** begin **
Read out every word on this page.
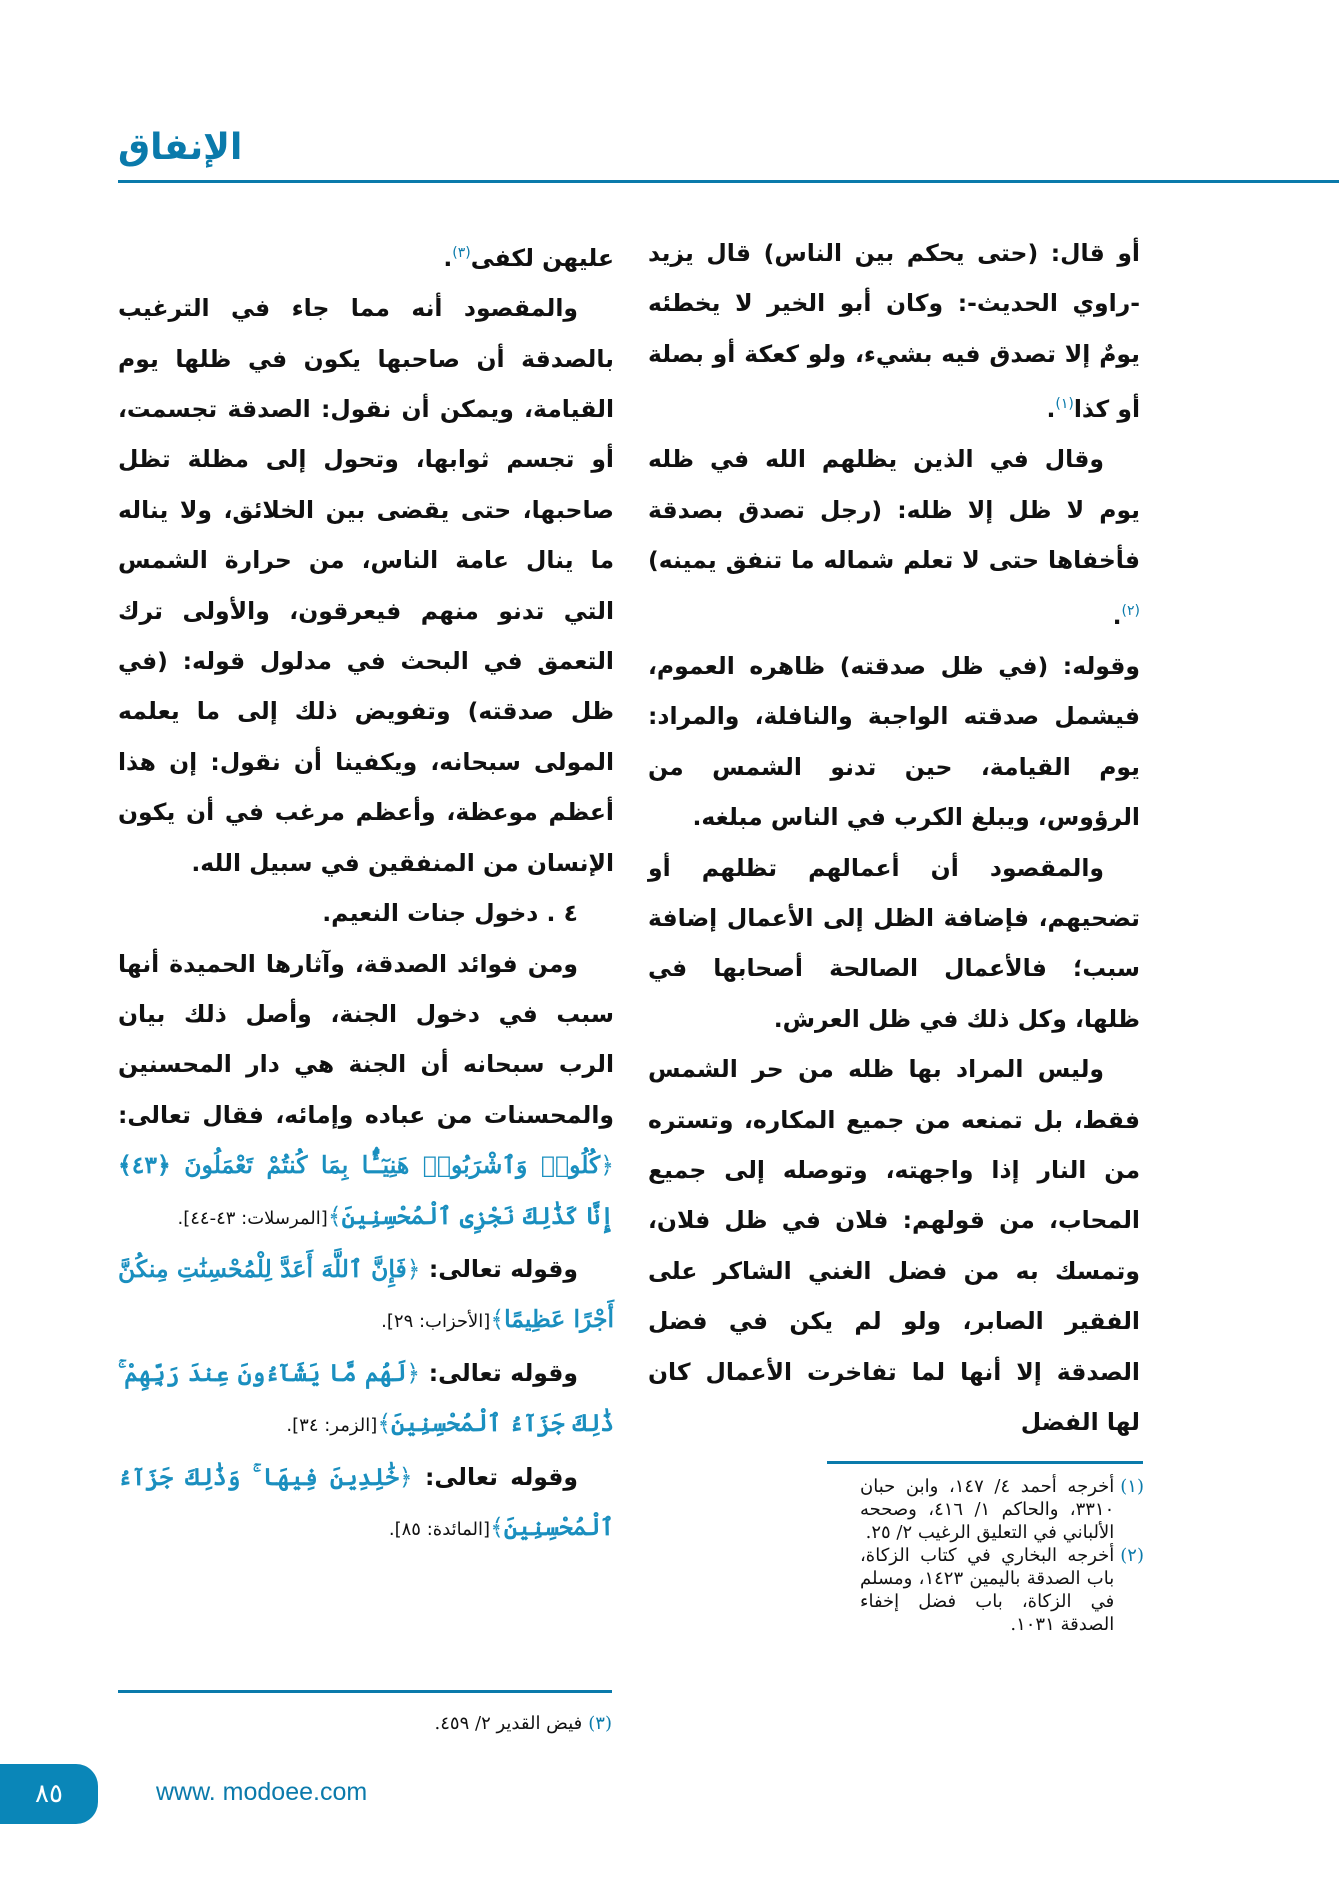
الإنفاق

أو قال: (حتى يحكم بين الناس) قال يزيد -راوي الحديث-: وكان أبو الخير لا يخطئه يومٌ إلا تصدق فيه بشيء، ولو كعكة أو بصلة أو كذا$^{(١)}$.

وقال في الذين يظلهم الله في ظله يوم لا ظل إلا ظله: (رجل تصدق بصدقة فأخفاها حتى لا تعلم شماله ما تنفق يمينه)$^{(٢)}$.

وقوله: (في ظل صدقته) ظاهره العموم، فيشمل صدقته الواجبة والنافلة، والمراد: يوم القيامة، حين تدنو الشمس من الرؤوس، ويبلغ الكرب في الناس مبلغه.

والمقصود أن أعمالهم تظلهم أو تضحيهم، فإضافة الظل إلى الأعمال إضافة سبب؛ فالأعمال الصالحة أصحابها في ظلها، وكل ذلك في ظل العرش.

وليس المراد بها ظله من حر الشمس فقط، بل تمنعه من جميع المكاره، وتستره من النار إذا واجهته، وتوصله إلى جميع المحاب، من قولهم: فلان في ظل فلان، وتمسك به من فضل الغني الشاكر على الفقير الصابر، ولو لم يكن في فضل الصدقة إلا أنها لما تفاخرت الأعمال كان لها الفضل

(١)
أخرجه أحمد ٤/ ١٤٧، وابن حبان ٣٣١٠، والحاكم ١/ ٤١٦، وصححه الألباني في التعليق الرغيب ٢/ ٢٥.

(٢)
أخرجه البخاري في كتاب الزكاة، باب الصدقة باليمين ١٤٢٣، ومسلم في الزكاة، باب فضل إخفاء الصدقة ١٠٣١.

عليهن لكفى$^{(٣)}$.

والمقصود أنه مما جاء في الترغيب بالصدقة أن صاحبها يكون في ظلها يوم القيامة، ويمكن أن نقول: الصدقة تجسمت، أو تجسم ثوابها، وتحول إلى مظلة تظل صاحبها، حتى يقضى بين الخلائق، ولا يناله ما ينال عامة الناس، من حرارة الشمس التي تدنو منهم فيعرقون، والأولى ترك التعمق في البحث في مدلول قوله: (في ظل صدقته) وتفويض ذلك إلى ما يعلمه المولى سبحانه، ويكفينا أن نقول: إن هذا أعظم موعظة، وأعظم مرغب في أن يكون الإنسان من المنفقين في سبيل الله.

٤ . دخول جنات النعيم.

ومن فوائد الصدقة، وآثارها الحميدة أنها سبب في دخول الجنة، وأصل ذلك بيان الرب سبحانه أن الجنة هي دار المحسنين والمحسنات من عباده وإمائه، فقال تعالى: ﴿كُلُوا۟ وَٱشْرَبُوا۟ هَنِيٓـًٔۢا بِمَا كُنتُمْ تَعْمَلُونَ ﴿٤٣﴾ إِنَّا كَذَٰلِكَ نَجْزِى ٱلْمُحْسِنِينَ﴾[المرسلات: ٤٣-٤٤].

وقوله تعالى: ﴿فَإِنَّ ٱللَّهَ أَعَدَّ لِلْمُحْسِنَٰتِ مِنكُنَّ أَجْرًا عَظِيمًا﴾[الأحزاب: ٢٩].

وقوله تعالى: ﴿لَهُم مَّا يَشَآءُونَ عِندَ رَبِّهِمْ ۚ ذَٰلِكَ جَزَآءُ ٱلْمُحْسِنِينَ﴾[الزمر: ٣٤].

وقوله تعالى: ﴿خَٰلِدِينَ فِيهَا ۚ وَذَٰلِكَ جَزَآءُ ٱلْمُحْسِنِينَ﴾[المائدة: ٨٥].

(٣)
فيض القدير ٢/ ٤٥٩.

٨٥	www. modoee.com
** end **
What needs to be done:
State the count of lines above containing the string "دخول", and add nothing to it.

Answer to this exercise:
2